• EXTRACT PROVIDED:
(begin)

From EP publication 0 444 297 A2, a device is known for controlling a flow
of metal from a casting vessel into a continuous casting mould for a steel
strand. A stopper, which may be lifted and lowered, cooperates with a
discharge nozzle. The stopper may be operated by means of a drive, e.g., a
piston/cylinder unit, under normal conditions and manually by means of an
articulated lever in an emergency. At the start of casting, the inflow of
metal may be controlled according to a preset program by means of a
computer and/or by means of a bath-level measuring device.
Besides computer-controlled casting programs, which may also include
closure of the discharge nozzle in the event of a strand break-out, it is
possible at any time to disconnect the hydraulic control system and,
through intervention at the articulated lever, take over manual control of
the casting operation both in the event of faults and in emergency
situations. Such faults may be mould overflows, stopper and/or discharge
nozzle wear, break-outs, Al.sub.2 O.sub.3 deposits, etc.
Manual filling of the mould at the start of casting by means of an
articulated lever prevents construction of a simple compact device.
SUMMARY OF THE INVENTION
The object of the invention is to provide a stopper control device which
overcomes the drawbacks described above and in particular abandons the
classic stopper-operating concept which provides for manual intervention
at a stopper control lever at start-up or in emergency situations. The
stopper control system is moreover to have a much higher control accuracy
and control speed in order further to improve the strand quality. Also,
for all types of faults which arise in practice, such as break-outs,
stopper wear, nozzle erosion, Al.sub.2 O.sub.3 deposits, etc., preset
running programs are to be usable automatically or via remote control. The
new stopper-operating concept is to cut labour costs during commissioning
and servicing, but also during casting itself.
According to the invention, this object is achieved by incorporating a
guide device and a motor for the stopper in a module box which is
releasably connectible to the casting vessel.
With the device according to the invention, a manual stopper operation by
means of the lever device is no longer possible. Each stopper movement is
transmitted to a computer-controlled or remote-controlled electric drive.
Impending faults are recognized in good time through acquisition of
corresponding parameters and suitably corrected by means of preset
programs. As a result of early recognition of impending faults the strand
quality, in particular the strand surface, may be improved. Dispensing
with all of the hydraulic drive and control elements simplifies both the
commissioning of the installation and the maintenance of the stopper
control device. It is also possible to reduce the number of casters and
increase safety. Dispensing with the provision of an articulated lever
also excludes all of the moments of inertia caused by the articulated
lever.
For discharge control, the stoppers are generally capable of being lifted
and lowered relative to the discharge nozzle. However, stoppers are also
known which effect discharge control by means of a rotational movement.
The guide device for a stopper which may be lifted and lowered comprise a
lifting rod and a guide.
The device for controlling the inflow of metal may be attached to each
casting vessel which is required to perform programmed or
remote-controlled casting operations. In order to reduce the number of
casters at a continuous casting installation, the device may be used for
intermediate vessels in multi-strand installations. Such intermediate
vessels have up to eight discharge nozzles, each with a stopper control
device.

(end)

Extend the stopper control device text, picking up right after its final sentence. The entries after this point come from a different source.

• EXTRACTED ENTRIES:
(begin)

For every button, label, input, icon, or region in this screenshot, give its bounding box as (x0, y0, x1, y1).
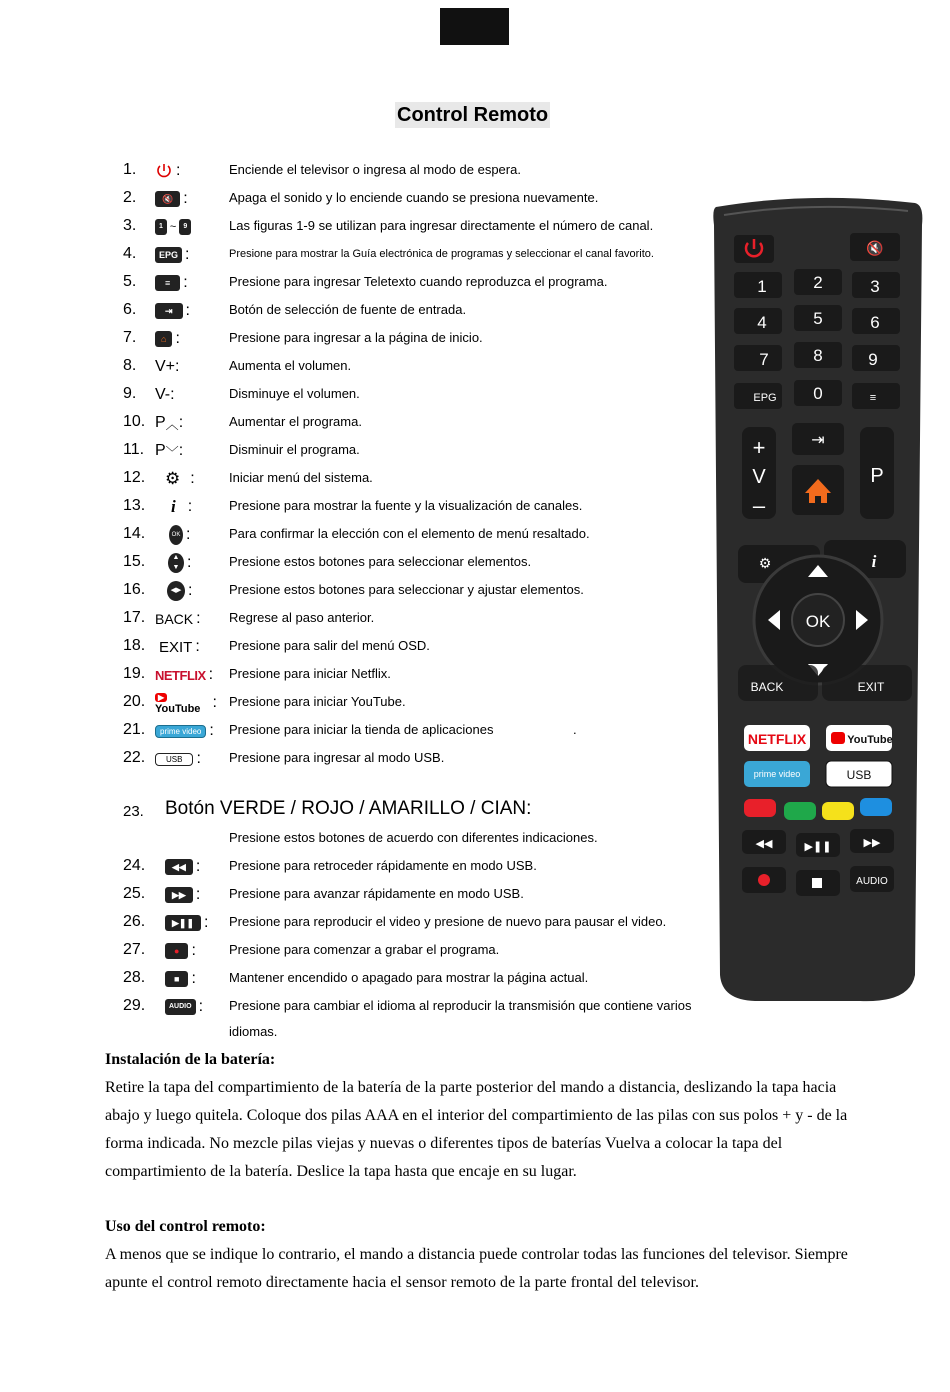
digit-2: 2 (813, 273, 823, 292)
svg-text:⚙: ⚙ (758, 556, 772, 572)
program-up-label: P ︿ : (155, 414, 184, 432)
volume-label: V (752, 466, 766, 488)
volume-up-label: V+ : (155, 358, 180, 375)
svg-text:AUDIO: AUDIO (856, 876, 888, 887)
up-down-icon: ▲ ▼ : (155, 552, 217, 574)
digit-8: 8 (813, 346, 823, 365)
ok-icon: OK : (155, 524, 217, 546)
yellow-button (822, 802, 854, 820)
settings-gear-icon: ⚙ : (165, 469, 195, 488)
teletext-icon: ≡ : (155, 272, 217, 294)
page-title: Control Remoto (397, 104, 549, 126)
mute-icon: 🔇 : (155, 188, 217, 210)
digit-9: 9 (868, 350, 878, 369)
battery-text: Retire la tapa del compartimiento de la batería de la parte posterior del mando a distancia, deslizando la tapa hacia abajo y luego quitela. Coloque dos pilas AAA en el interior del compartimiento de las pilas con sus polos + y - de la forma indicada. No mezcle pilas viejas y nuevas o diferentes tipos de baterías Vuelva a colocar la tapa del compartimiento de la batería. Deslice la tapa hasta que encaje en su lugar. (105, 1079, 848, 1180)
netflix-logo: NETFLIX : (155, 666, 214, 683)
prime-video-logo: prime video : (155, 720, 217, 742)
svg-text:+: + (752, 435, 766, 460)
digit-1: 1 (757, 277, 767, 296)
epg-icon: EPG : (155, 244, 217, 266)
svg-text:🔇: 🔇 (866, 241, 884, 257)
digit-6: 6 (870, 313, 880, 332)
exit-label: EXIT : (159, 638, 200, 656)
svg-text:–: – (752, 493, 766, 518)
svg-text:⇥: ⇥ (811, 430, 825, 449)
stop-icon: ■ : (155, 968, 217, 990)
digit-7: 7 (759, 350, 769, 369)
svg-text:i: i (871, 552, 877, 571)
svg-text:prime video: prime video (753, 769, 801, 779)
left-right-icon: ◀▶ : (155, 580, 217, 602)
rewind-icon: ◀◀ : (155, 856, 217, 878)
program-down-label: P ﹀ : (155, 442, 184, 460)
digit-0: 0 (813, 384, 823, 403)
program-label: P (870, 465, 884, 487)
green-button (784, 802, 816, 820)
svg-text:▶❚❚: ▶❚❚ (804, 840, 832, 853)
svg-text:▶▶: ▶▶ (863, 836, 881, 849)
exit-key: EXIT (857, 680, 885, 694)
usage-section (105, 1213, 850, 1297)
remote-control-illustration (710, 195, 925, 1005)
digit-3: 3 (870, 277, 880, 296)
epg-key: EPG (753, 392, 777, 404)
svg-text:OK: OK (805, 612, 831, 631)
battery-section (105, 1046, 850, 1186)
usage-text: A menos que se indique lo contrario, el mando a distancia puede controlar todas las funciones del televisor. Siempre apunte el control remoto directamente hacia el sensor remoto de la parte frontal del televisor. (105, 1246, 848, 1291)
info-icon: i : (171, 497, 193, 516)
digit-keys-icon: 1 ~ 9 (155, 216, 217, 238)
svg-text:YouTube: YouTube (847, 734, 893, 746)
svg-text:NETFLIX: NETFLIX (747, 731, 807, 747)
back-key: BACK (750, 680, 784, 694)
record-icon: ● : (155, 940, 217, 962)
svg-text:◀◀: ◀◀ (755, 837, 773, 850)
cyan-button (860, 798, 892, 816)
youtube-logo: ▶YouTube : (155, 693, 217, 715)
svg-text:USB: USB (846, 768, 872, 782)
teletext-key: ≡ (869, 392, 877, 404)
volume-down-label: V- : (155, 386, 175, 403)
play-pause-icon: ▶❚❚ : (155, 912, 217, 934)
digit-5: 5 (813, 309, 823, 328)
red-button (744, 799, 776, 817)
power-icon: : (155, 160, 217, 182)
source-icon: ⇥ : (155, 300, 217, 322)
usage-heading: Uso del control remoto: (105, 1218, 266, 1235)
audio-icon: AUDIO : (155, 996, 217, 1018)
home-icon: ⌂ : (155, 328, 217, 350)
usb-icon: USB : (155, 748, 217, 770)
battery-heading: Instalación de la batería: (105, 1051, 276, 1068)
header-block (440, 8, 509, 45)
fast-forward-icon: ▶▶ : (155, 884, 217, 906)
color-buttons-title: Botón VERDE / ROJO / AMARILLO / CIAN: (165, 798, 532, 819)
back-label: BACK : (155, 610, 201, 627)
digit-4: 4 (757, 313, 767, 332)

(end)
(begin)

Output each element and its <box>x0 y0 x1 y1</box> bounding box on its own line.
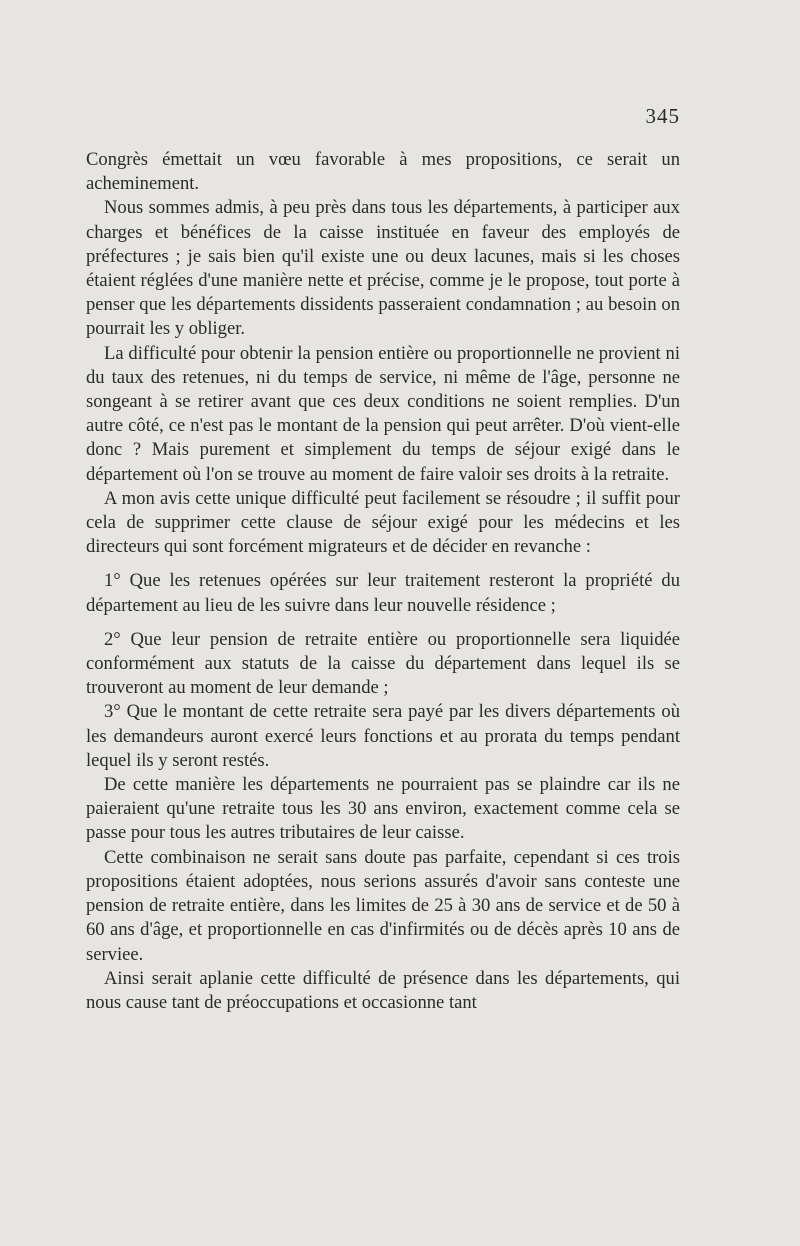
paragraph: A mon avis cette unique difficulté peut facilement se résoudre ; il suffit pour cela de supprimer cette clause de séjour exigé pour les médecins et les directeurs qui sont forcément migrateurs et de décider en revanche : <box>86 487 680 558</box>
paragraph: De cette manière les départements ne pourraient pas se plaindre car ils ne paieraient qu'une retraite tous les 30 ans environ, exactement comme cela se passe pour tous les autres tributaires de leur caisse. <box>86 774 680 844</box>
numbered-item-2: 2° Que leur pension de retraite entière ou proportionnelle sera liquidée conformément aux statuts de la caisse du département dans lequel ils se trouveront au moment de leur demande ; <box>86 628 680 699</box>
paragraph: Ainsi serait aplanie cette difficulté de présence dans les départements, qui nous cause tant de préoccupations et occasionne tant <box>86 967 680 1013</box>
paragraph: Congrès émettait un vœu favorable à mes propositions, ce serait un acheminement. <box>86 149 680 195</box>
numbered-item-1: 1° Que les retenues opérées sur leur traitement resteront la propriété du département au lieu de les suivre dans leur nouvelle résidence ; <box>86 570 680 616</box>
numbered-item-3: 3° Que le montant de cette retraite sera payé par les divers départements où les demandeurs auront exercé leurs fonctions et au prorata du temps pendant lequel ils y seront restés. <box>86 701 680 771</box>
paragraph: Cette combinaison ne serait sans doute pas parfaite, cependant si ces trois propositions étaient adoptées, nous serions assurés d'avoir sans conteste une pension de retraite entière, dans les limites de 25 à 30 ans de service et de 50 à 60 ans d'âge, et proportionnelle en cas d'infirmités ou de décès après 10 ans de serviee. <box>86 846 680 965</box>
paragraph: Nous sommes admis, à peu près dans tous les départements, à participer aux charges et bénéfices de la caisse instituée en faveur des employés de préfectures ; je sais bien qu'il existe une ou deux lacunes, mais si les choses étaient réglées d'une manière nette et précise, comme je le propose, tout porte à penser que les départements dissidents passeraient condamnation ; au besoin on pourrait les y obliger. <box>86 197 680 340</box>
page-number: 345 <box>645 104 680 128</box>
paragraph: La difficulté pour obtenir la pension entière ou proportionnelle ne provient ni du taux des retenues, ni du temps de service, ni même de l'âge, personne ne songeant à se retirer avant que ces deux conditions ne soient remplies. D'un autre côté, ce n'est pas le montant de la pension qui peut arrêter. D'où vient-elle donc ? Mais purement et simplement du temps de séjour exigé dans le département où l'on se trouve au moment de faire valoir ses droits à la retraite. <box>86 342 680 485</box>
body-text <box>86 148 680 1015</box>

(end)

• TASK RESULT:
In order to reduce the pollution, wear and susceptibility to faults of the
control device, it is additionally proposed that an air pressure above
atmospheric be provided in the module box.
It is in principle possible to provide a cooling system, known from prior
art, for the module box. An air pressure above atmospheric may
advantageously be built up by means of an air circulation system, the air
flowing as a cooling medium through the module box, the lifting rod and a
stopper carrier arm. An added protection against heating of the module box
is provided if, in the course of assembly, an open air gap is disposed
between the wall of the casting vessel and the module box.
To enable maintenance and inspection work to be carried out in suitable
workshops and to minimize the preparation time for the intermediate
vessel, it is additionally proposed to dispose on the module box a device
for suspension on the casting vessel and to provide quick-action clamping
elements for a rigid fastening.
Precise throughflow control calls for a high lifting accuracy, a high rate
of motion of the lifting rod and a minimum of movable parts between the
lifting rod and the servomotor. To achieve this and at the same time
provide a suitably long guide path for the lifting rod it is proposed to
dispose the drive shaft of the motor in the module box parallel to the
lifting rod and its guide and to transmit the rotation of the motor
directly to a ball-and-screw spindle drive which in turn, transmits the
rotation directly to the lifting rod. The control accuracy may be further
increased when the vertical guide of the lifting rod comprises a
longitudinally extending ball-bearing unit and has a length 50 to 80% of
the intermediate vessel height (base - lid support).
In order to be able to move the stopper vertically during preparation of
the intermediate vessel, a handwheel may be coupled to the spindle of the
ball-and-screw spindle drive.
For moving the stopper automatically into closing position in the event of
a power failure, pressurized accumulators, spring assemblies, etc. are
known from prior art. Such devices incur additional capital and
maintenance costs and are ill-suited to a modular solution. According to
an advantageous embodiment, it is proposed to dispose a primary detector
in the power supply for rapid detection of a power failure and to dispose
in the electric drive supply capacitors having a capacitance sufficient
for a program-controlled emergency closing movement of the stopper in
event of a power failure.
For increased safety in the event of damage to refractory parts, or faults
in the computer, etc., an emergency slide with a sealing block may be
associated with the discharge nozzle.
There follows an additional description of the invention with reference to
drawings.
BRIEF DESCRIPTION OF THE DRAWINGS
The drawings show:
FIG. 1 a vertical section through an intermediate vessel with a stopper
control device and
FIG. 2 a slightly enlarged section according to the line II--II of FIG. 1.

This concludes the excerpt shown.